── Records provided

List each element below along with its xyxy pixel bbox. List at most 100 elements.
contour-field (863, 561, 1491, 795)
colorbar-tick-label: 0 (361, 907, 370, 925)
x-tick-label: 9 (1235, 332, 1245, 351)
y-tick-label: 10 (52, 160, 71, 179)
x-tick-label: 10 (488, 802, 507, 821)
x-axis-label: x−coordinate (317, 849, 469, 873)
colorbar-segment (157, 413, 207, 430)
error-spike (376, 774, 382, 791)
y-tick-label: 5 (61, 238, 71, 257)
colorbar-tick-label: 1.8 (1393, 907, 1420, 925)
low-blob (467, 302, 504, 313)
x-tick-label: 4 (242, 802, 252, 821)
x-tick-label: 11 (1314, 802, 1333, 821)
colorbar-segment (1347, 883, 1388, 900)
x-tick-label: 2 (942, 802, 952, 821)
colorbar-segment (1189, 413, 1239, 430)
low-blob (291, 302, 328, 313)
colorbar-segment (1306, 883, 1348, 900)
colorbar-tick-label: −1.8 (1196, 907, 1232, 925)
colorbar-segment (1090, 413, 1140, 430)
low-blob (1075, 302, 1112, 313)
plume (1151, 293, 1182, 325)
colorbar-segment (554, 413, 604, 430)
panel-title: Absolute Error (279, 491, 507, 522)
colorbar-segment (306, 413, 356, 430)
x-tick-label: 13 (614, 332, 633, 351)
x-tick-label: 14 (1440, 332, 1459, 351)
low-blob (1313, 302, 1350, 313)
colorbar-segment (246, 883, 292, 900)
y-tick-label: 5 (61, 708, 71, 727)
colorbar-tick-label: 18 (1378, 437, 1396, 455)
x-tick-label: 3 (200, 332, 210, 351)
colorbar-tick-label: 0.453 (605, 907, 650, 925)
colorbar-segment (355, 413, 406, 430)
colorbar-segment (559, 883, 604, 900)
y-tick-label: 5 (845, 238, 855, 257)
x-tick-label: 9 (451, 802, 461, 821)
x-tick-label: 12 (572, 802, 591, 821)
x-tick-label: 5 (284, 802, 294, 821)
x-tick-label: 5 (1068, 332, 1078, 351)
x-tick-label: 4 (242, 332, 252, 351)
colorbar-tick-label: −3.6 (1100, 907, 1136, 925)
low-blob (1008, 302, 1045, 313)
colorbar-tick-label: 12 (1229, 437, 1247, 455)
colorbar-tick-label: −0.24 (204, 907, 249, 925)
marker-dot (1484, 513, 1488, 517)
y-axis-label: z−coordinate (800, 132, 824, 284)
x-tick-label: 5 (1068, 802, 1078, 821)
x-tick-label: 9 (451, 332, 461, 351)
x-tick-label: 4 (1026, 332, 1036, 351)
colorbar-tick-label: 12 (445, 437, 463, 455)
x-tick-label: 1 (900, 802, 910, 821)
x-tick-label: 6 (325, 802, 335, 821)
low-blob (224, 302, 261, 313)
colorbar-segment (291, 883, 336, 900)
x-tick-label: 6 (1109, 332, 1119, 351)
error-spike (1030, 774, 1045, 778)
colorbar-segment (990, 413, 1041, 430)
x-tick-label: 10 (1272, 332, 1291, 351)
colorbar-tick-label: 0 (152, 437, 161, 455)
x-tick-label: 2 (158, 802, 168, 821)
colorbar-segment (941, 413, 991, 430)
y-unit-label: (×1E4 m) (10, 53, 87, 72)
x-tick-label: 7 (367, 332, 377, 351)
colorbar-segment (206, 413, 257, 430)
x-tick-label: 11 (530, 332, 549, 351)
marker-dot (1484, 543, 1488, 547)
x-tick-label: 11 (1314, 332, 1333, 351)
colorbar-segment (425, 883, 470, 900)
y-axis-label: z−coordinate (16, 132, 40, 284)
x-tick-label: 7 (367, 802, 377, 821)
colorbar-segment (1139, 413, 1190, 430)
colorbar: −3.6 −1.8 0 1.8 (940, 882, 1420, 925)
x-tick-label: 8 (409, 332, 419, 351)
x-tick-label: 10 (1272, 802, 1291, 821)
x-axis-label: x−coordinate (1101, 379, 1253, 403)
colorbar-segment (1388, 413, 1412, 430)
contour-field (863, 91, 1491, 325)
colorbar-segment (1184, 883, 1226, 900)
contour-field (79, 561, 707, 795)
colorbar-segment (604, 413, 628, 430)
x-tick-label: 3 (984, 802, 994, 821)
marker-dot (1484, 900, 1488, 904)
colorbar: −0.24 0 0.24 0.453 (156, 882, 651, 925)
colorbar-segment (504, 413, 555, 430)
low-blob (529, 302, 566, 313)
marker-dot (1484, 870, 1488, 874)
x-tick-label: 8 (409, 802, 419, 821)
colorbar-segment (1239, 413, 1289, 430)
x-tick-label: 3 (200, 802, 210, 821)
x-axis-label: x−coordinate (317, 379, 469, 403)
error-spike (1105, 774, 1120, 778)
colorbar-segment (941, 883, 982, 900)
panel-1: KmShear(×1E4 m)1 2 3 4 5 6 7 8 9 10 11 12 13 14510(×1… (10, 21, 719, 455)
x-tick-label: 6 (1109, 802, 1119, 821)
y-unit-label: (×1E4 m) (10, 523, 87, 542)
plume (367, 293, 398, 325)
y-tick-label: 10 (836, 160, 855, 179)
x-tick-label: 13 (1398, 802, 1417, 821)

────

*Requirement*
Please lay out the listing above as a Markdown table with the columns Row and Text, starting at its first line and ending at the line containing "y-tick-label: 5 (61, 238, 71, 257)". Put a running number under Row and the line itself under Text, leaving out any blank lines.

*Output of the exercise*
| Row | Text |
|---|---|
| 1 | List each element below along with its xyxy pixel bbox. List at most 100 elements. |
| 2 | contour-field (863, 561, 1491, 795) |
| 3 | colorbar-tick-label: 0 (361, 907, 370, 925) |
| 4 | x-tick-label: 9 (1235, 332, 1245, 351) |
| 5 | y-tick-label: 10 (52, 160, 71, 179) |
| 6 | x-tick-label: 10 (488, 802, 507, 821) |
| 7 | x-axis-label: x−coordinate (317, 849, 469, 873) |
| 8 | colorbar-segment (157, 413, 207, 430) |
| 9 | error-spike (376, 774, 382, 791) |
| 10 | y-tick-label: 5 (61, 238, 71, 257) |